BEGIN
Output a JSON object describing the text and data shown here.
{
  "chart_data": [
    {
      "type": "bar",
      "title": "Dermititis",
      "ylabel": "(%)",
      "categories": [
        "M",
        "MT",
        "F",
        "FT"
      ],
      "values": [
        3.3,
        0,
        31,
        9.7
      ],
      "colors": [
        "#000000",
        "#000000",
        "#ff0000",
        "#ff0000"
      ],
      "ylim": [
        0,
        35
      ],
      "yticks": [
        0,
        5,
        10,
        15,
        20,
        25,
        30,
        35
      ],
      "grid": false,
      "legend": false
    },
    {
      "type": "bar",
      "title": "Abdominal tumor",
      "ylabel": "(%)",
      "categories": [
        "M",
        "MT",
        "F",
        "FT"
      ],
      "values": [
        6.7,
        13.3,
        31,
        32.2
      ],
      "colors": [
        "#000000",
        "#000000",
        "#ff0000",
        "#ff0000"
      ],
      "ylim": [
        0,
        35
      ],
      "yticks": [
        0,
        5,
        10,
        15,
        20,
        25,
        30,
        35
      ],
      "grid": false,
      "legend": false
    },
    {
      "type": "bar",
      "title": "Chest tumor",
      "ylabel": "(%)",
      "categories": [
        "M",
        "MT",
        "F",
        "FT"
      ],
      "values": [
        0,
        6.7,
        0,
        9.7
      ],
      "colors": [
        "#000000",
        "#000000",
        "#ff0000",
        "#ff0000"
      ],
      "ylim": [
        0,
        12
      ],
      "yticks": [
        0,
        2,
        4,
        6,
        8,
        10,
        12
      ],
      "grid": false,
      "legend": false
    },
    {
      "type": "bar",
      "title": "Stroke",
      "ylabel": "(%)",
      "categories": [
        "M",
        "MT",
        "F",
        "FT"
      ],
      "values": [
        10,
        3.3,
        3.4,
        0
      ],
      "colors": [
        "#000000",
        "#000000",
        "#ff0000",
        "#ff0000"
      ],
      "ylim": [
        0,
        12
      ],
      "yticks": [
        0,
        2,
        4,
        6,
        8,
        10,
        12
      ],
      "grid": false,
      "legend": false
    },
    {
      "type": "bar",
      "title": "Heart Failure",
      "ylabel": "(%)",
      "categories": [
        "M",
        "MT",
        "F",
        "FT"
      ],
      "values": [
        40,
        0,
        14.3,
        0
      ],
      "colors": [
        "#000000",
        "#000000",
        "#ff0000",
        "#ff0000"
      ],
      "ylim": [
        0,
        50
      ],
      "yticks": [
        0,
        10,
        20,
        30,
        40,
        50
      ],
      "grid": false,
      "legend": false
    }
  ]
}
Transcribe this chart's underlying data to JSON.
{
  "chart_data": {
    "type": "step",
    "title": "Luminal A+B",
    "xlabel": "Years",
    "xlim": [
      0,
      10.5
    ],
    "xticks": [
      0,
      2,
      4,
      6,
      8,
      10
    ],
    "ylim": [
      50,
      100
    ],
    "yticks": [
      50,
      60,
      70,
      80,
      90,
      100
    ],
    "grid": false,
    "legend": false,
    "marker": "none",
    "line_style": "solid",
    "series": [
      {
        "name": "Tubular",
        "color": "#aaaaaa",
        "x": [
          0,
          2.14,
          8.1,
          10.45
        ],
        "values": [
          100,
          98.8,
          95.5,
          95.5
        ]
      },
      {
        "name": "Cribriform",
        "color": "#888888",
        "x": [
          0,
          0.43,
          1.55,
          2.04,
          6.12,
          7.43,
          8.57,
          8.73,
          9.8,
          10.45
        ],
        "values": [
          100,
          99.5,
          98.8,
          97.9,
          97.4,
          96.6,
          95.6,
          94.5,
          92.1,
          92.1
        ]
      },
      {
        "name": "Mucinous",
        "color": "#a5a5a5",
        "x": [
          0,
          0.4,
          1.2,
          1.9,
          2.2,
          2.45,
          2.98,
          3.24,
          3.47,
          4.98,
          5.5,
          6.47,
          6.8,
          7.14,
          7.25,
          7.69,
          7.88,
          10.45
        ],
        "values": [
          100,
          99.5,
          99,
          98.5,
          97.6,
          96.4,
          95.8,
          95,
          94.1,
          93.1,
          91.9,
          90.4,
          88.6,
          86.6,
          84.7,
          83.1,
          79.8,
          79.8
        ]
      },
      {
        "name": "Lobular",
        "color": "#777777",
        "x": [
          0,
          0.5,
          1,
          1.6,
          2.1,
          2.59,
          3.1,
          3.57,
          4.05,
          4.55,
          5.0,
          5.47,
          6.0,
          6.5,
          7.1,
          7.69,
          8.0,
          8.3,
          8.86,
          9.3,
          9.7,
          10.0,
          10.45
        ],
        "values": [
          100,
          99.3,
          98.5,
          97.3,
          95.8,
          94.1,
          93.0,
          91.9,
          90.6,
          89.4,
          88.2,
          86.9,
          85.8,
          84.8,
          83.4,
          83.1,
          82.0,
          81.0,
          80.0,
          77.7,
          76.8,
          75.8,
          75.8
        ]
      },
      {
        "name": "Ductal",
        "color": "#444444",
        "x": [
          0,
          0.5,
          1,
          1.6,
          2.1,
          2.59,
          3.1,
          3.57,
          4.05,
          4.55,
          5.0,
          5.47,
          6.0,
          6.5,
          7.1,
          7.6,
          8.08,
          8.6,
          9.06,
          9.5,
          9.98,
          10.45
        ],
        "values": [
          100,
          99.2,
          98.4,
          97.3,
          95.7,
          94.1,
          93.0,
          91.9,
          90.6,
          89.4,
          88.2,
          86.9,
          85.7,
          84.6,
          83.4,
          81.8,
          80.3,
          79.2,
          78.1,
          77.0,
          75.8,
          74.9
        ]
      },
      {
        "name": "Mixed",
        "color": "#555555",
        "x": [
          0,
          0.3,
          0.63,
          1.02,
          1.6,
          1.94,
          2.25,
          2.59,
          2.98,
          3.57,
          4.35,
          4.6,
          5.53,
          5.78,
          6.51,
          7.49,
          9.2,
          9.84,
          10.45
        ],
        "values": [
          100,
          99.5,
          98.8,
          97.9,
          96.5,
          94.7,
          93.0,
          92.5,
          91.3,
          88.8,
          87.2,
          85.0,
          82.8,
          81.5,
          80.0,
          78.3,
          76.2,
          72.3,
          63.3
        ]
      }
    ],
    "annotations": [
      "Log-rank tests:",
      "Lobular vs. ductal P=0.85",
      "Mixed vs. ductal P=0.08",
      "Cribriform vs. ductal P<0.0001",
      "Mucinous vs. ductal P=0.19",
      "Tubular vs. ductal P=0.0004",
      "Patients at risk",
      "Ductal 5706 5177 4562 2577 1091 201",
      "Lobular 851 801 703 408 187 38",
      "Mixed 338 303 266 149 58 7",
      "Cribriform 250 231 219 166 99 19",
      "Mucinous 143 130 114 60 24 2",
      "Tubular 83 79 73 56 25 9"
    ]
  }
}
END
§ **Task objective**: State the number of lines in the records that include "name", and write nothing else.

§ **Exercise response**: 6